### [What is required]
Count the lines containing "Person". Give the number alone.

#### Records to process

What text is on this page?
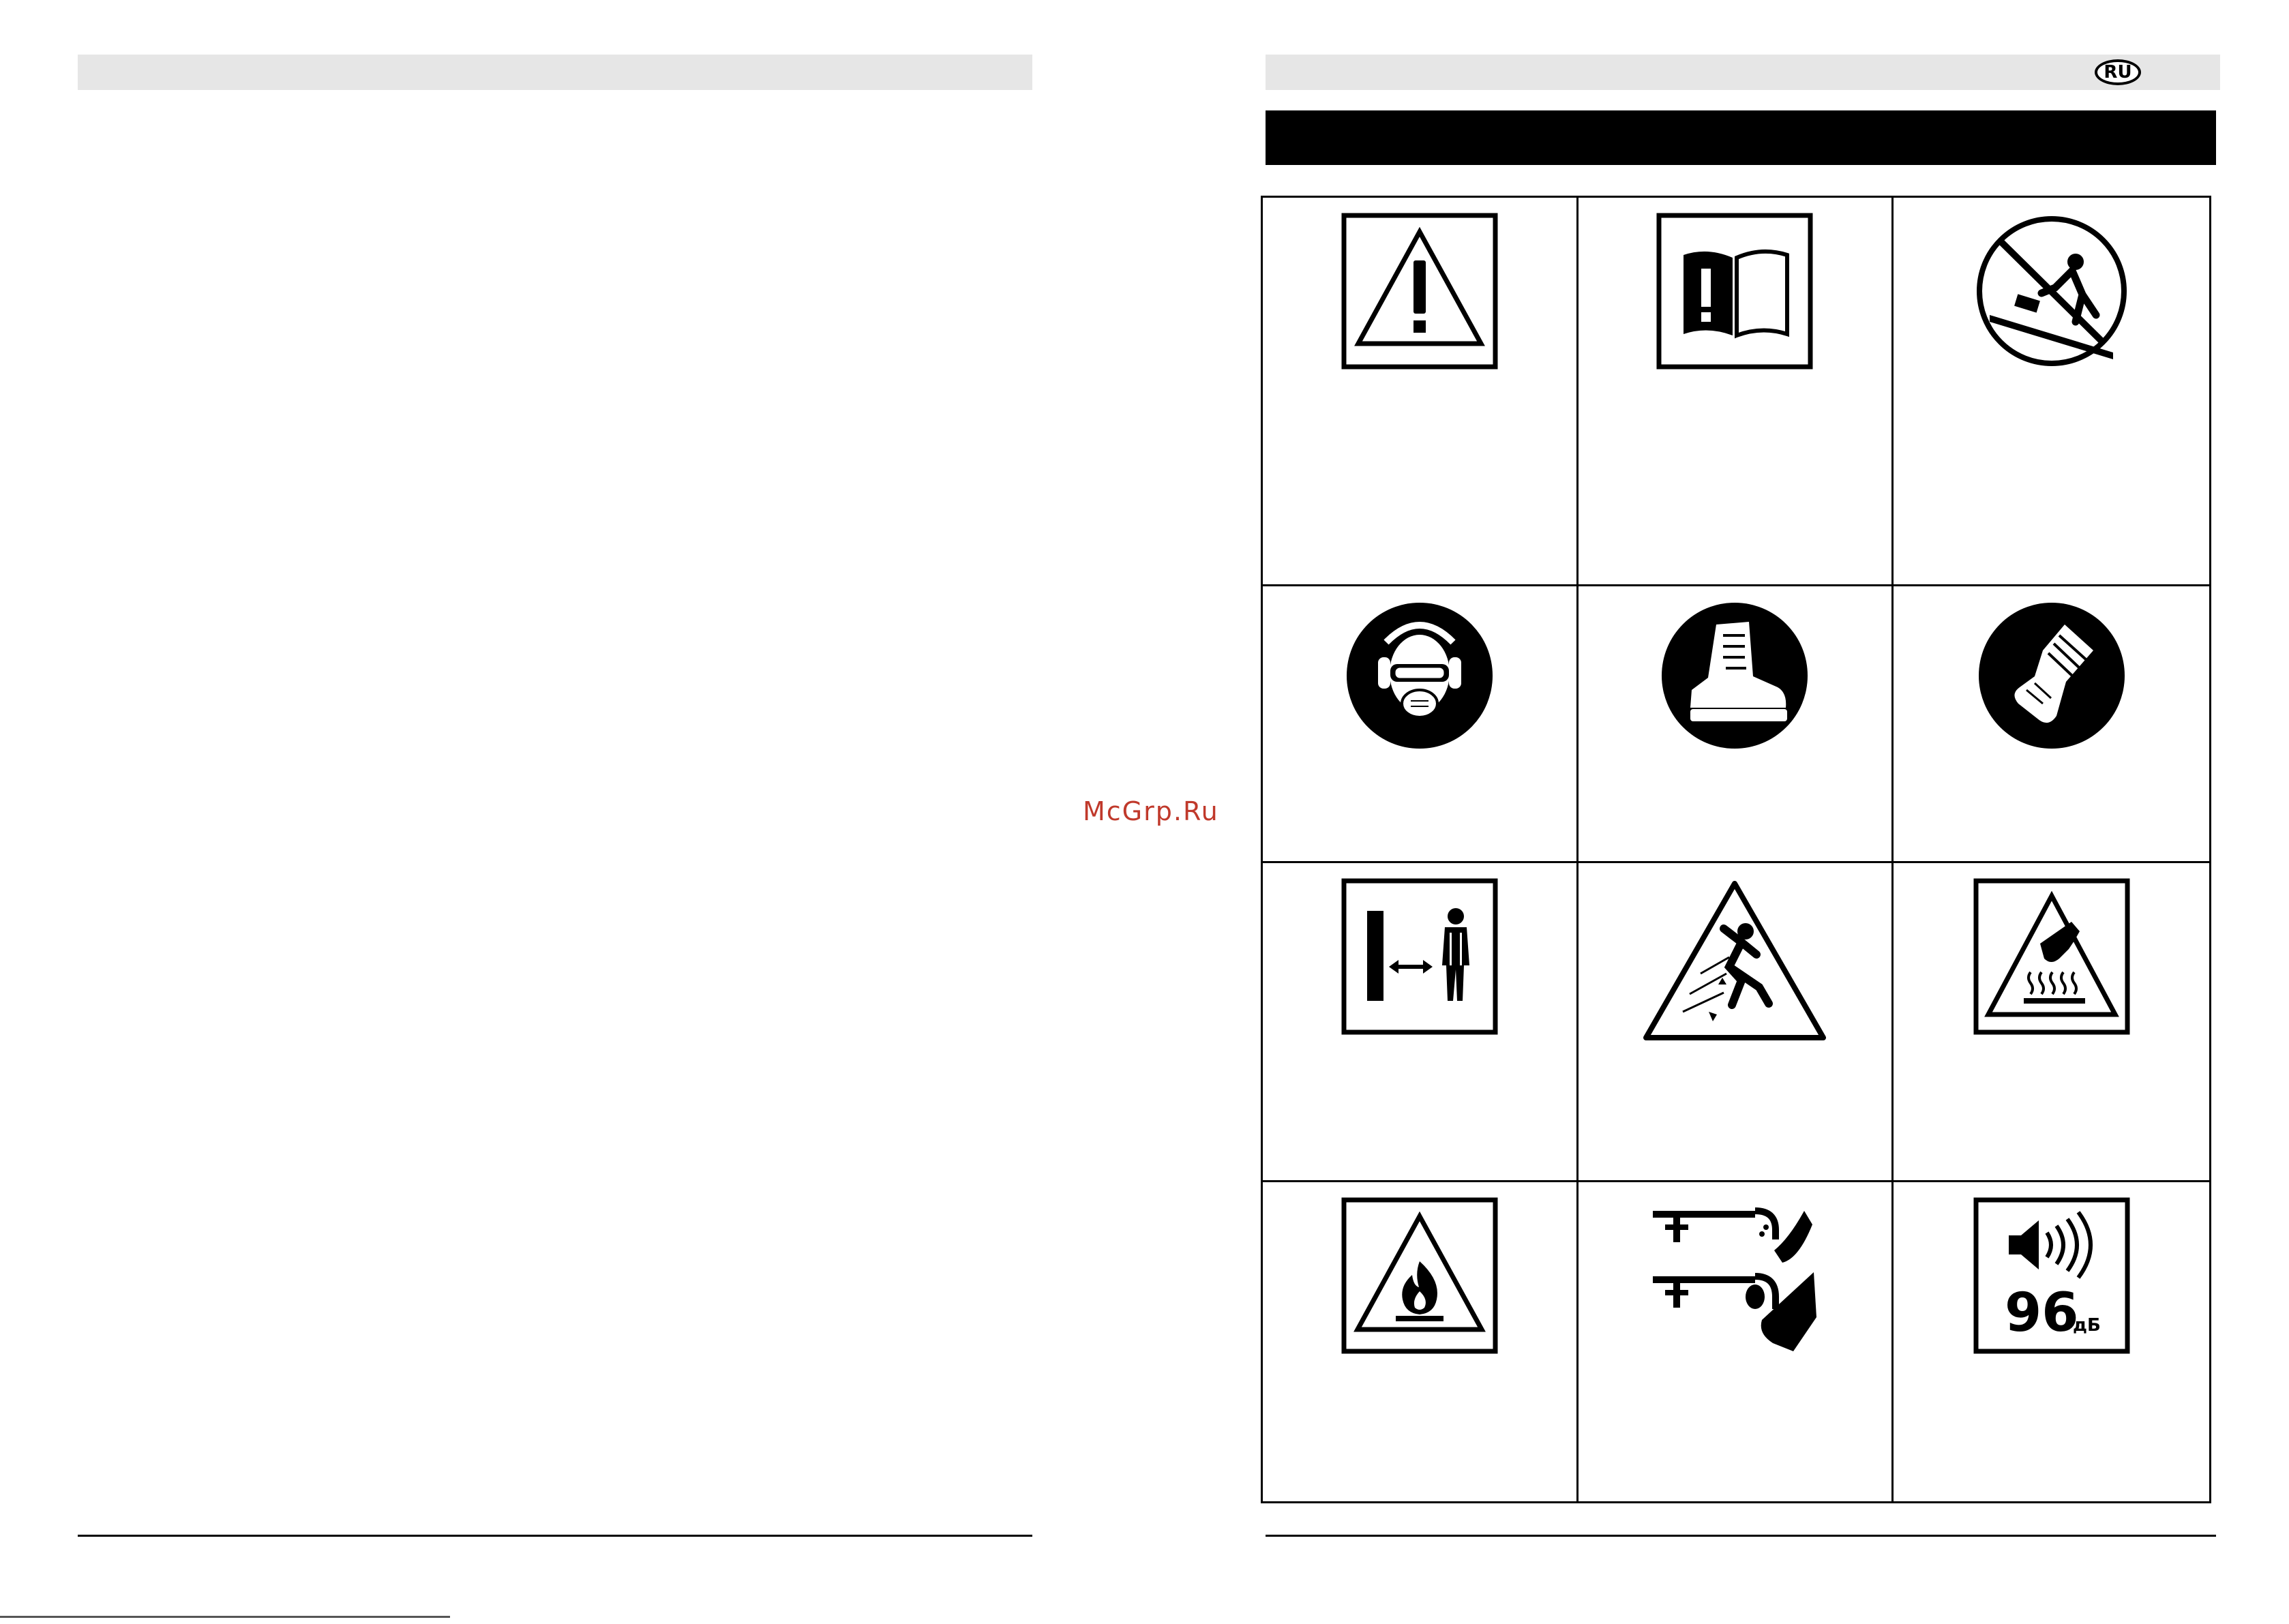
RU
McGrp.Ru
96
дБ
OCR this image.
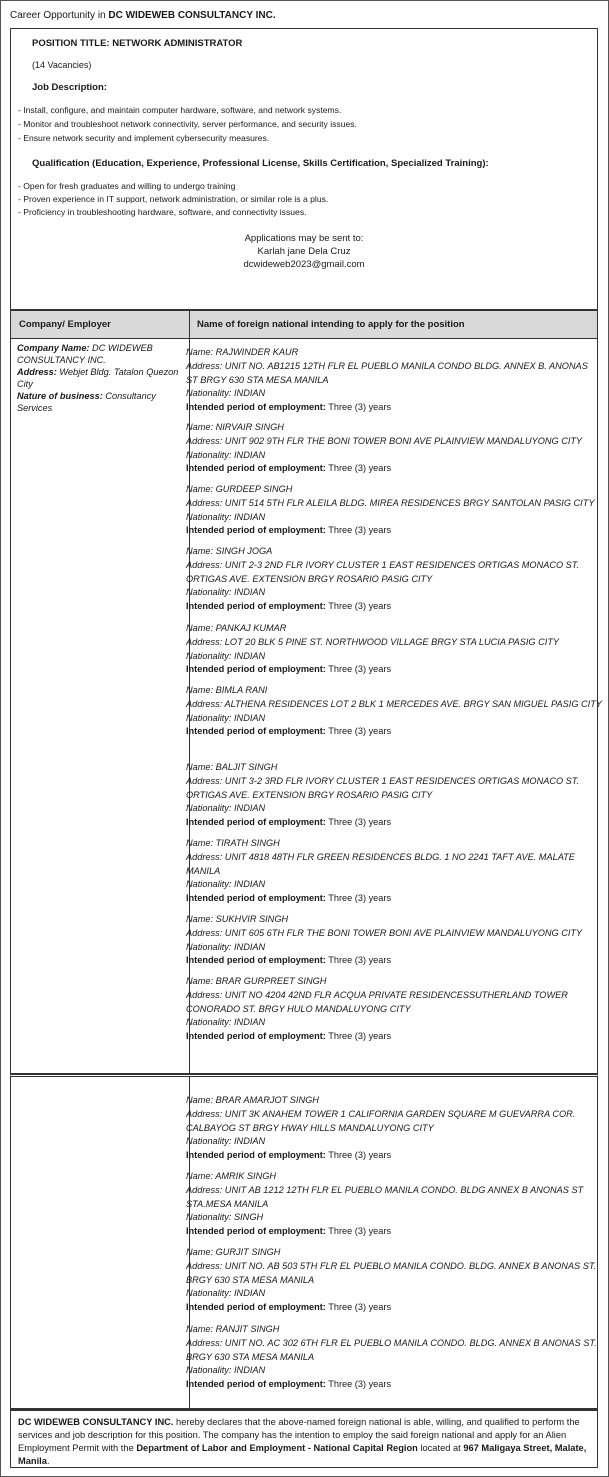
Career Opportunity in DC WIDEWEB CONSULTANCY INC.
POSITION TITLE: NETWORK ADMINISTRATOR
(14 Vacancies)
Job Description:
- Install, configure, and maintain computer hardware, software, and network systems.
- Monitor and troubleshoot network connectivity, server performance, and security issues.
- Ensure network security and implement cybersecurity measures.
Qualification (Education, Experience, Professional License, Skills Certification, Specialized Training):
- Open for fresh graduates and willing to undergo training
- Proven experience in IT support, network administration, or similar role is a plus.
- Proficiency in troubleshooting hardware, software, and connectivity issues.
Applications may be sent to:
Karlah jane Dela Cruz
dcwideweb2023@gmail.com
Company/ Employer	Name of foreign national intending to apply for the position
Company Name: DC WIDEWEB CONSULTANCY INC.
Address: Webjet Bldg. Tatalon Quezon City
Nature of business: Consultancy Services
Name: RAJWINDER KAUR
Address: UNIT NO. AB1215 12TH FLR EL PUEBLO MANILA CONDO BLDG. ANNEX B. ANONAS ST BRGY 630 STA MESA MANILA
Nationality: INDIAN
Intended period of employment: Three (3) years
Name: NIRVAIR SINGH
Address: UNIT 902 9TH FLR THE BONI TOWER BONI AVE PLAINVIEW MANDALUYONG CITY
Nationality: INDIAN
Intended period of employment: Three (3) years
Name: GURDEEP SINGH
Address: UNIT 514 5TH FLR ALEILA BLDG. MIREA RESIDENCES BRGY SANTOLAN PASIG CITY
Nationality: INDIAN
Intended period of employment: Three (3) years
Name: SINGH JOGA
Address: UNIT 2-3 2ND FLR IVORY CLUSTER 1 EAST RESIDENCES ORTIGAS MONACO ST. ORTIGAS AVE. EXTENSION BRGY ROSARIO PASIG CITY
Nationality: INDIAN
Intended period of employment: Three (3) years
Name: PANKAJ KUMAR
Address: LOT 20 BLK 5 PINE ST. NORTHWOOD VILLAGE BRGY STA LUCIA PASIG CITY
Nationality: INDIAN
Intended period of employment: Three (3) years
Name: BIMLA RANI
Address: ALTHENA RESIDENCES LOT 2 BLK 1 MERCEDES AVE. BRGY SAN MIGUEL PASIG CITY
Nationality: INDIAN
Intended period of employment: Three (3) years
Name: BALJIT SINGH
Address: UNIT 3-2 3RD FLR IVORY CLUSTER 1 EAST RESIDENCES ORTIGAS MONACO ST. ORTIGAS AVE. EXTENSION BRGY ROSARIO PASIG CITY
Nationality: INDIAN
Intended period of employment: Three (3) years
Name: TIRATH SINGH
Address: UNIT 4818 48TH FLR GREEN RESIDENCES BLDG. 1 NO 2241 TAFT AVE. MALATE MANILA
Nationality: INDIAN
Intended period of employment: Three (3) years
Name: SUKHVIR SINGH
Address: UNIT 605 6TH FLR THE BONI TOWER BONI AVE PLAINVIEW MANDALUYONG CITY
Nationality: INDIAN
Intended period of employment: Three (3) years
Name: BRAR GURPREET SINGH
Address: UNIT NO 4204 42ND FLR ACQUA PRIVATE RESIDENCESSUTHERLAND TOWER CONORADO ST. BRGY HULO MANDALUYONG CITY
Nationality: INDIAN
Intended period of employment: Three (3) years
Name: BRAR AMARJOT SINGH
Address: UNIT 3K ANAHEM TOWER 1 CALIFORNIA GARDEN SQUARE M GUEVARRA COR. CALBAYOG ST BRGY HWAY HILLS MANDALUYONG CITY
Nationality: INDIAN
Intended period of employment: Three (3) years
Name: AMRIK SINGH
Address: UNIT AB 1212 12TH FLR EL PUEBLO MANILA CONDO. BLDG ANNEX B ANONAS ST STA.MESA MANILA
Nationality: SINGH
Intended period of employment: Three (3) years
Name: GURJIT SINGH
Address: UNIT NO. AB 503 5TH FLR EL PUEBLO MANILA CONDO. BLDG. ANNEX B ANONAS ST. BRGY 630 STA MESA MANILA
Nationality: INDIAN
Intended period of employment: Three (3) years
Name: RANJIT SINGH
Address: UNIT NO. AC 302 6TH FLR EL PUEBLO MANILA CONDO. BLDG. ANNEX B ANONAS ST. BRGY 630 STA MESA MANILA
Nationality: INDIAN
Intended period of employment: Three (3) years
DC WIDEWEB CONSULTANCY INC. hereby declares that the above-named foreign national is able, willing, and qualified to perform the services and job description for this position. The company has the intention to employ the said foreign national and apply for an Alien Employment Permit with the Department of Labor and Employment - National Capital Region located at 967 Maligaya Street, Malate, Manila.
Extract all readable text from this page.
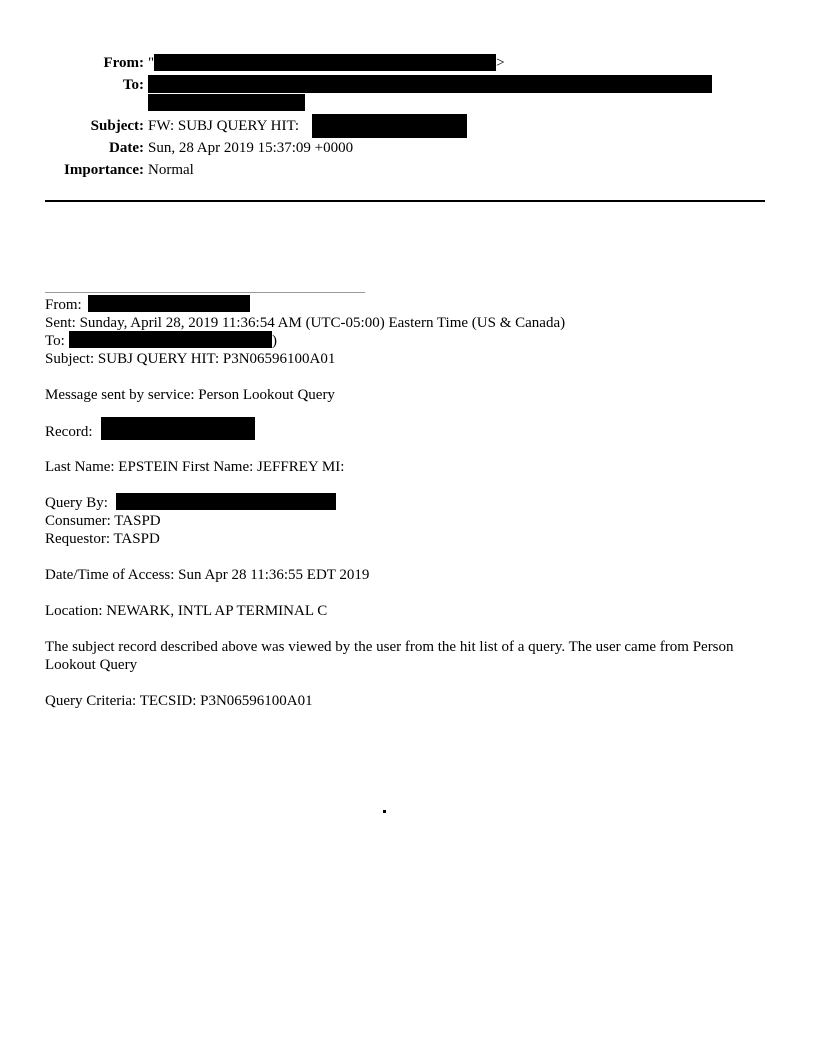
From: "	>
To:
Subject: FW: SUBJ QUERY HIT:
Date: Sun, 28 Apr 2019 15:37:09 +0000
Importance: Normal
From:
Sent: Sunday, April 28, 2019 11:36:54 AM (UTC-05:00) Eastern Time (US & Canada)
To:	)
Subject: SUBJ QUERY HIT: P3N06596100A01
Message sent by service: Person Lookout Query
Record:
Last Name: EPSTEIN First Name: JEFFREY MI:
Query By:
Consumer: TASPD
Requestor: TASPD
Date/Time of Access: Sun Apr 28 11:36:55 EDT 2019
Location: NEWARK, INTL AP TERMINAL C
The subject record described above was viewed by the user from the hit list of a query. The user came from Person Lookout Query
Query Criteria: TECSID: P3N06596100A01
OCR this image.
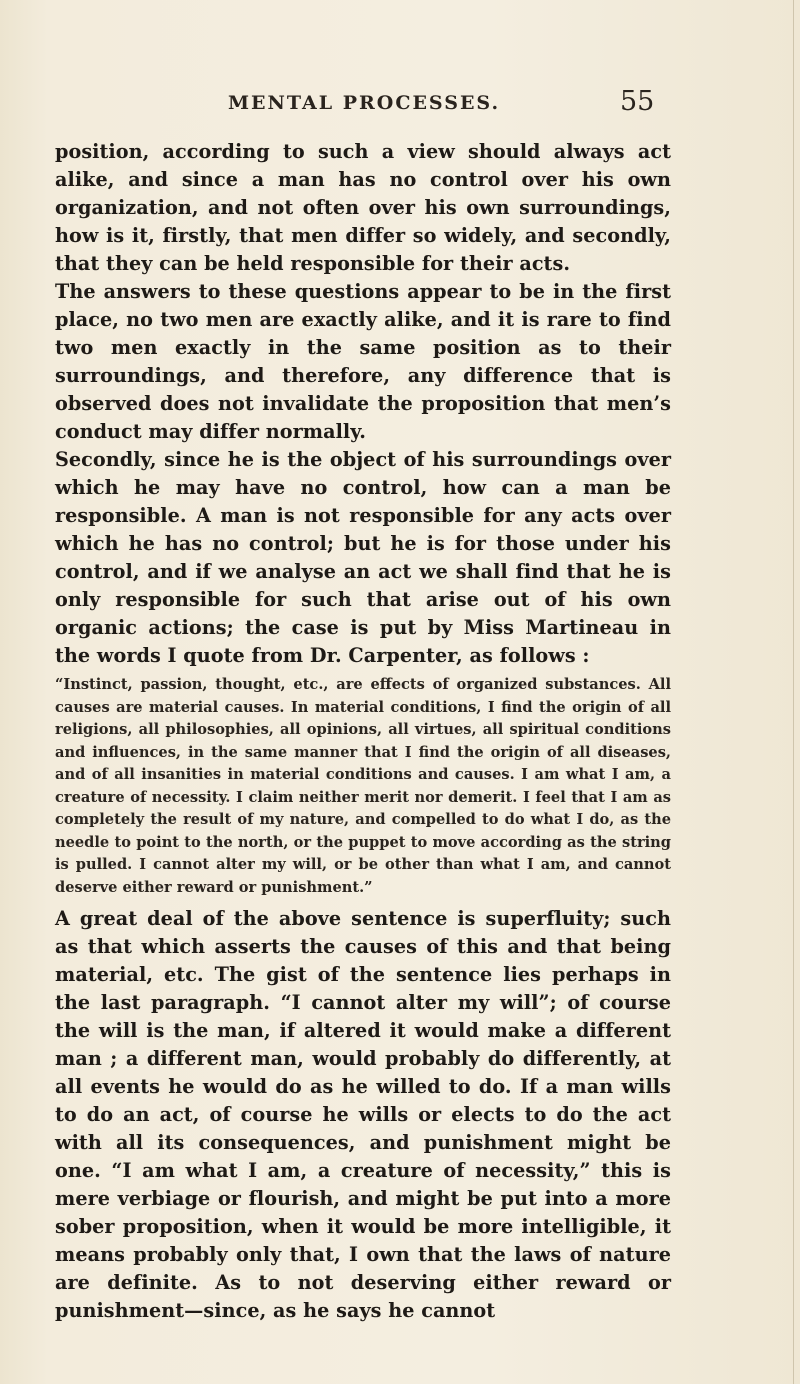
MENTAL PROCESSES.	55

position, according to such a view should always act alike, and since a man has no control over his own organization, and not often over his own surroundings, how is it, firstly, that men differ so widely, and secondly, that they can be held responsible for their acts.

The answers to these questions appear to be in the first place, no two men are exactly alike, and it is rare to find two men exactly in the same position as to their surroundings, and therefore, any difference that is observed does not invalidate the proposition that men’s conduct may differ normally.

Secondly, since he is the object of his surroundings over which he may have no control, how can a man be responsible. A man is not responsible for any acts over which he has no control; but he is for those under his control, and if we analyse an act we shall find that he is only responsible for such that arise out of his own organic actions; the case is put by Miss Martineau in the words I quote from Dr. Carpenter, as follows :

“Instinct, passion, thought, etc., are effects of organized substances. All causes are material causes. In material conditions, I find the origin of all religions, all philosophies, all opinions, all virtues, all spiritual conditions and influences, in the same manner that I find the origin of all diseases, and of all insanities in material conditions and causes. I am what I am, a creature of necessity. I claim neither merit nor demerit. I feel that I am as completely the result of my nature, and compelled to do what I do, as the needle to point to the north, or the puppet to move according as the string is pulled. I cannot alter my will, or be other than what I am, and cannot deserve either reward or punishment.”

A great deal of the above sentence is superfluity; such as that which asserts the causes of this and that being material, etc. The gist of the sentence lies perhaps in the last paragraph. “I cannot alter my will”; of course the will is the man, if altered it would make a different man ; a different man, would probably do differently, at all events he would do as he willed to do. If a man wills to do an act, of course he wills or elects to do the act with all its consequences, and punishment might be one. “I am what I am, a creature of necessity,” this is mere verbiage or flourish, and might be put into a more sober proposition, when it would be more intelligible, it means probably only that, I own that the laws of nature are definite. As to not deserving either reward or punishment—since, as he says he cannot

########

### [Exercise output]
2